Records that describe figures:
=====

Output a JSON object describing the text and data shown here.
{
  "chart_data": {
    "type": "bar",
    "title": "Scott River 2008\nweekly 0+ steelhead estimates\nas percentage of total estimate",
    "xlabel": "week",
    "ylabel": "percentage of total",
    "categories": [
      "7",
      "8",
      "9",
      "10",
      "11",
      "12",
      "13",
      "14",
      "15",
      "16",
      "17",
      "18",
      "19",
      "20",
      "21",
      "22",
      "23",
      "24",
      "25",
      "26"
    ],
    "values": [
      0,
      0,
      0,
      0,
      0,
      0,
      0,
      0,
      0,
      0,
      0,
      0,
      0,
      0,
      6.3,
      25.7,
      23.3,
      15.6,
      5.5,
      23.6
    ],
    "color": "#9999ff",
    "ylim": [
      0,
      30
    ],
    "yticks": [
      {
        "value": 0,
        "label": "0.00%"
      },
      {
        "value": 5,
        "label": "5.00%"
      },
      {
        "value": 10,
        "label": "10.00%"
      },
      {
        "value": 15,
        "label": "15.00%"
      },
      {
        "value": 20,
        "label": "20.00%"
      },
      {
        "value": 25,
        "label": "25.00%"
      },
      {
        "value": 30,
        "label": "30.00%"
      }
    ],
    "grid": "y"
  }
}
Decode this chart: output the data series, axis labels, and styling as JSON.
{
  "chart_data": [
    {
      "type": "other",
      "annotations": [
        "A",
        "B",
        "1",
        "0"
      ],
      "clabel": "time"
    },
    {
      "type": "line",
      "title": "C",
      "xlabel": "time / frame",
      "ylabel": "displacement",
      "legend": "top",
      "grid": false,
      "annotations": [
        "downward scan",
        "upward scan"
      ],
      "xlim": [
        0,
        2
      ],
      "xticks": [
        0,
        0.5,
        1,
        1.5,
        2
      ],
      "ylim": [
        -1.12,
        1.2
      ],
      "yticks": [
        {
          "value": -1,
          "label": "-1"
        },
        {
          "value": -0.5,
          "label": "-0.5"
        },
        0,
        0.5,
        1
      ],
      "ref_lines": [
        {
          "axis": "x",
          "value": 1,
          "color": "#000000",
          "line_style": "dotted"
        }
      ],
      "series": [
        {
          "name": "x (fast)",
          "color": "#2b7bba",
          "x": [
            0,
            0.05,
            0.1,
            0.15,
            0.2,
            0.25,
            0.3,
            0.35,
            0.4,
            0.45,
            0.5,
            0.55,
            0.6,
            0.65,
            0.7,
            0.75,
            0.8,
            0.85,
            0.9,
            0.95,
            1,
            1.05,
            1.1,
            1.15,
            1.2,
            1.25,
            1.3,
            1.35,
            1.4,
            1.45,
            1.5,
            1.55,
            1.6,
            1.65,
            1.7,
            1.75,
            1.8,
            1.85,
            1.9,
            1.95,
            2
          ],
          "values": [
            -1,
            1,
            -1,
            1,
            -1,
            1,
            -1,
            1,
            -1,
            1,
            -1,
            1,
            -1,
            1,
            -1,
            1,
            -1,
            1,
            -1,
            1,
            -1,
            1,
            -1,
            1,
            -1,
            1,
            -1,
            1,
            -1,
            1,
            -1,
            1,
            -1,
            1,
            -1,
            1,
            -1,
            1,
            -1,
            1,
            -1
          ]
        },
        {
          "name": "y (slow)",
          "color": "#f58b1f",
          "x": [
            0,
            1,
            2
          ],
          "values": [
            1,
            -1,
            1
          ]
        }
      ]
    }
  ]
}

=====

Repeat every entry exactly as written above.

→ Expected answer
Output a JSON object describing the text and data shown here.
{
  "chart_data": {
    "type": "bar",
    "title": "Scott River 2008\nweekly 0+ steelhead estimates\nas percentage of total estimate",
    "xlabel": "week",
    "ylabel": "percentage of total",
    "categories": [
      "7",
      "8",
      "9",
      "10",
      "11",
      "12",
      "13",
      "14",
      "15",
      "16",
      "17",
      "18",
      "19",
      "20",
      "21",
      "22",
      "23",
      "24",
      "25",
      "26"
    ],
    "values": [
      0,
      0,
      0,
      0,
      0,
      0,
      0,
      0,
      0,
      0,
      0,
      0,
      0,
      0,
      6.3,
      25.7,
      23.3,
      15.6,
      5.5,
      23.6
    ],
    "color": "#9999ff",
    "ylim": [
      0,
      30
    ],
    "yticks": [
      {
        "value": 0,
        "label": "0.00%"
      },
      {
        "value": 5,
        "label": "5.00%"
      },
      {
        "value": 10,
        "label": "10.00%"
      },
      {
        "value": 15,
        "label": "15.00%"
      },
      {
        "value": 20,
        "label": "20.00%"
      },
      {
        "value": 25,
        "label": "25.00%"
      },
      {
        "value": 30,
        "label": "30.00%"
      }
    ],
    "grid": "y"
  }
}
Decode this chart: output the data series, axis labels, and styling as JSON.
{
  "chart_data": [
    {
      "type": "other",
      "annotations": [
        "A",
        "B",
        "1",
        "0"
      ],
      "clabel": "time"
    },
    {
      "type": "line",
      "title": "C",
      "xlabel": "time / frame",
      "ylabel": "displacement",
      "legend": "top",
      "grid": false,
      "annotations": [
        "downward scan",
        "upward scan"
      ],
      "xlim": [
        0,
        2
      ],
      "xticks": [
        0,
        0.5,
        1,
        1.5,
        2
      ],
      "ylim": [
        -1.12,
        1.2
      ],
      "yticks": [
        {
          "value": -1,
          "label": "-1"
        },
        {
          "value": -0.5,
          "label": "-0.5"
        },
        0,
        0.5,
        1
      ],
      "ref_lines": [
        {
          "axis": "x",
          "value": 1,
          "color": "#000000",
          "line_style": "dotted"
        }
      ],
      "series": [
        {
          "name": "x (fast)",
          "color": "#2b7bba",
          "x": [
            0,
            0.05,
            0.1,
            0.15,
            0.2,
            0.25,
            0.3,
            0.35,
            0.4,
            0.45,
            0.5,
            0.55,
            0.6,
            0.65,
            0.7,
            0.75,
            0.8,
            0.85,
            0.9,
            0.95,
            1,
            1.05,
            1.1,
            1.15,
            1.2,
            1.25,
            1.3,
            1.35,
            1.4,
            1.45,
            1.5,
            1.55,
            1.6,
            1.65,
            1.7,
            1.75,
            1.8,
            1.85,
            1.9,
            1.95,
            2
          ],
          "values": [
            -1,
            1,
            -1,
            1,
            -1,
            1,
            -1,
            1,
            -1,
            1,
            -1,
            1,
            -1,
            1,
            -1,
            1,
            -1,
            1,
            -1,
            1,
            -1,
            1,
            -1,
            1,
            -1,
            1,
            -1,
            1,
            -1,
            1,
            -1,
            1,
            -1,
            1,
            -1,
            1,
            -1,
            1,
            -1,
            1,
            -1
          ]
        },
        {
          "name": "y (slow)",
          "color": "#f58b1f",
          "x": [
            0,
            1,
            2
          ],
          "values": [
            1,
            -1,
            1
          ]
        }
      ]
    }
  ]
}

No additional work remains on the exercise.